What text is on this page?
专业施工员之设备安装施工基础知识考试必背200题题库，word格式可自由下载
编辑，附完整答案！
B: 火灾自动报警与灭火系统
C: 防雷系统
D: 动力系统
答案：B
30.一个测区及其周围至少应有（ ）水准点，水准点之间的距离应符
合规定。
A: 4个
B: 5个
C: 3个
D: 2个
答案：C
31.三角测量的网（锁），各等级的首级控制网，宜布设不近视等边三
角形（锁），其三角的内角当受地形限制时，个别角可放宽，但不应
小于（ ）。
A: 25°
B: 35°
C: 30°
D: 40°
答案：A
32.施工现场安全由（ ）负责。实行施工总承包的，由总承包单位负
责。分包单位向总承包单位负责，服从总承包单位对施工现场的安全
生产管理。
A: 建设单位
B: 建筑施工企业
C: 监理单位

Exercise aim: All entries shown above should be printed again exactly.

Finished task:
What text is on this page?
专业施工员之设备安装施工基础知识考试必背200题题库，word格式可自由下载
编辑，附完整答案！
B: 火灾自动报警与灭火系统
C: 防雷系统
D: 动力系统
答案：B
30.一个测区及其周围至少应有（ ）水准点，水准点之间的距离应符
合规定。
A: 4个
B: 5个
C: 3个
D: 2个
答案：C
31.三角测量的网（锁），各等级的首级控制网，宜布设不近视等边三
角形（锁），其三角的内角当受地形限制时，个别角可放宽，但不应
小于（ ）。
A: 25°
B: 35°
C: 30°
D: 40°
答案：A
32.施工现场安全由（ ）负责。实行施工总承包的，由总承包单位负
责。分包单位向总承包单位负责，服从总承包单位对施工现场的安全
生产管理。
A: 建设单位
B: 建筑施工企业
C: 监理单位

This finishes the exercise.